__The data__
>> Begin

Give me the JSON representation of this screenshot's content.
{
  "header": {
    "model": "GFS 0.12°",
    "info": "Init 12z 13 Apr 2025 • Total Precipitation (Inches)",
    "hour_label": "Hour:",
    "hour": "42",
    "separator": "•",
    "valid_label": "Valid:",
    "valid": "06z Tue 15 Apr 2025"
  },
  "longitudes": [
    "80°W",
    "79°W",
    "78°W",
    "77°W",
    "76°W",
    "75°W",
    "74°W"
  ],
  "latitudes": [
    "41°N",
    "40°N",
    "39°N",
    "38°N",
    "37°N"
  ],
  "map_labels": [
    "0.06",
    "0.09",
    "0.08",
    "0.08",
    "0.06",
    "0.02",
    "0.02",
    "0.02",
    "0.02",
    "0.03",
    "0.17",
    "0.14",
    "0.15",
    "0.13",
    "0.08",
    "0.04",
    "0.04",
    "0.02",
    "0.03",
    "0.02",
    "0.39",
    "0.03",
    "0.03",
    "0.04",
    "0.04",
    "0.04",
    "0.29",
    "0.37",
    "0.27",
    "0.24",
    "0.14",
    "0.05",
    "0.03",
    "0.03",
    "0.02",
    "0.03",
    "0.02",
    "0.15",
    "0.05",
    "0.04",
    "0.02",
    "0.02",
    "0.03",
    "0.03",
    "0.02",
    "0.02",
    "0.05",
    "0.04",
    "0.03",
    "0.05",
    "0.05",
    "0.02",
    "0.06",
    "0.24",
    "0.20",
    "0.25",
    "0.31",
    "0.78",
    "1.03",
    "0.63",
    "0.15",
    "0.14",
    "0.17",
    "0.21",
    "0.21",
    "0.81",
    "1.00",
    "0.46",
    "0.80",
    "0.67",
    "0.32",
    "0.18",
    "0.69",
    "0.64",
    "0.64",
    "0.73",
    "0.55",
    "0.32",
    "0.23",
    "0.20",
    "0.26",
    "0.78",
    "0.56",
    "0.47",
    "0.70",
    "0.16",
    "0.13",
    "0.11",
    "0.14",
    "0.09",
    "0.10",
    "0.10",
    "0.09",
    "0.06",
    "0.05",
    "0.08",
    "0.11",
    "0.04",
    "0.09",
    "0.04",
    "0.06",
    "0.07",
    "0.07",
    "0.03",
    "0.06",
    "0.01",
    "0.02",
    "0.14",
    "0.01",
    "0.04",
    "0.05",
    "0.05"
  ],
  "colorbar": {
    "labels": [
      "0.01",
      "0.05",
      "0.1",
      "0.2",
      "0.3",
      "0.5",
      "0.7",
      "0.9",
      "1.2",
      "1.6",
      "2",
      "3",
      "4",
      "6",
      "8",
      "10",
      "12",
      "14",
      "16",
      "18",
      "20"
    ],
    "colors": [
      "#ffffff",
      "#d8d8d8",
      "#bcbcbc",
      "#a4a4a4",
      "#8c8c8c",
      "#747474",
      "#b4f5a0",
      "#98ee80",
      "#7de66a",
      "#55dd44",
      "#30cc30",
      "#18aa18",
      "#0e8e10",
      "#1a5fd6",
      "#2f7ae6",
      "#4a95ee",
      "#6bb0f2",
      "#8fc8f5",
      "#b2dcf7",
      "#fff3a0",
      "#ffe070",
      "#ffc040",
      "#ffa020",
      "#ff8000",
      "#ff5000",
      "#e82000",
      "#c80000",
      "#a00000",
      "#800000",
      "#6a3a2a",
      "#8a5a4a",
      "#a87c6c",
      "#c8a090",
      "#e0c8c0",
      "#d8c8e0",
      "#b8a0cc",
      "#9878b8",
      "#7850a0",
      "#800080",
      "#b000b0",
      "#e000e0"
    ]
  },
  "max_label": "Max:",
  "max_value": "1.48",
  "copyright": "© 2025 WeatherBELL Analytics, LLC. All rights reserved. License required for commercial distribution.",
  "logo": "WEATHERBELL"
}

>> End

Copy every line exactly. Leave nothing out.

__Solution to this task__
Give me the JSON representation of this screenshot's content.
{
  "header": {
    "model": "GFS 0.12°",
    "info": "Init 12z 13 Apr 2025 • Total Precipitation (Inches)",
    "hour_label": "Hour:",
    "hour": "42",
    "separator": "•",
    "valid_label": "Valid:",
    "valid": "06z Tue 15 Apr 2025"
  },
  "longitudes": [
    "80°W",
    "79°W",
    "78°W",
    "77°W",
    "76°W",
    "75°W",
    "74°W"
  ],
  "latitudes": [
    "41°N",
    "40°N",
    "39°N",
    "38°N",
    "37°N"
  ],
  "map_labels": [
    "0.06",
    "0.09",
    "0.08",
    "0.08",
    "0.06",
    "0.02",
    "0.02",
    "0.02",
    "0.02",
    "0.03",
    "0.17",
    "0.14",
    "0.15",
    "0.13",
    "0.08",
    "0.04",
    "0.04",
    "0.02",
    "0.03",
    "0.02",
    "0.39",
    "0.03",
    "0.03",
    "0.04",
    "0.04",
    "0.04",
    "0.29",
    "0.37",
    "0.27",
    "0.24",
    "0.14",
    "0.05",
    "0.03",
    "0.03",
    "0.02",
    "0.03",
    "0.02",
    "0.15",
    "0.05",
    "0.04",
    "0.02",
    "0.02",
    "0.03",
    "0.03",
    "0.02",
    "0.02",
    "0.05",
    "0.04",
    "0.03",
    "0.05",
    "0.05",
    "0.02",
    "0.06",
    "0.24",
    "0.20",
    "0.25",
    "0.31",
    "0.78",
    "1.03",
    "0.63",
    "0.15",
    "0.14",
    "0.17",
    "0.21",
    "0.21",
    "0.81",
    "1.00",
    "0.46",
    "0.80",
    "0.67",
    "0.32",
    "0.18",
    "0.69",
    "0.64",
    "0.64",
    "0.73",
    "0.55",
    "0.32",
    "0.23",
    "0.20",
    "0.26",
    "0.78",
    "0.56",
    "0.47",
    "0.70",
    "0.16",
    "0.13",
    "0.11",
    "0.14",
    "0.09",
    "0.10",
    "0.10",
    "0.09",
    "0.06",
    "0.05",
    "0.08",
    "0.11",
    "0.04",
    "0.09",
    "0.04",
    "0.06",
    "0.07",
    "0.07",
    "0.03",
    "0.06",
    "0.01",
    "0.02",
    "0.14",
    "0.01",
    "0.04",
    "0.05",
    "0.05"
  ],
  "colorbar": {
    "labels": [
      "0.01",
      "0.05",
      "0.1",
      "0.2",
      "0.3",
      "0.5",
      "0.7",
      "0.9",
      "1.2",
      "1.6",
      "2",
      "3",
      "4",
      "6",
      "8",
      "10",
      "12",
      "14",
      "16",
      "18",
      "20"
    ],
    "colors": [
      "#ffffff",
      "#d8d8d8",
      "#bcbcbc",
      "#a4a4a4",
      "#8c8c8c",
      "#747474",
      "#b4f5a0",
      "#98ee80",
      "#7de66a",
      "#55dd44",
      "#30cc30",
      "#18aa18",
      "#0e8e10",
      "#1a5fd6",
      "#2f7ae6",
      "#4a95ee",
      "#6bb0f2",
      "#8fc8f5",
      "#b2dcf7",
      "#fff3a0",
      "#ffe070",
      "#ffc040",
      "#ffa020",
      "#ff8000",
      "#ff5000",
      "#e82000",
      "#c80000",
      "#a00000",
      "#800000",
      "#6a3a2a",
      "#8a5a4a",
      "#a87c6c",
      "#c8a090",
      "#e0c8c0",
      "#d8c8e0",
      "#b8a0cc",
      "#9878b8",
      "#7850a0",
      "#800080",
      "#b000b0",
      "#e000e0"
    ]
  },
  "max_label": "Max:",
  "max_value": "1.48",
  "copyright": "© 2025 WeatherBELL Analytics, LLC. All rights reserved. License required for commercial distribution.",
  "logo": "WEATHERBELL"
}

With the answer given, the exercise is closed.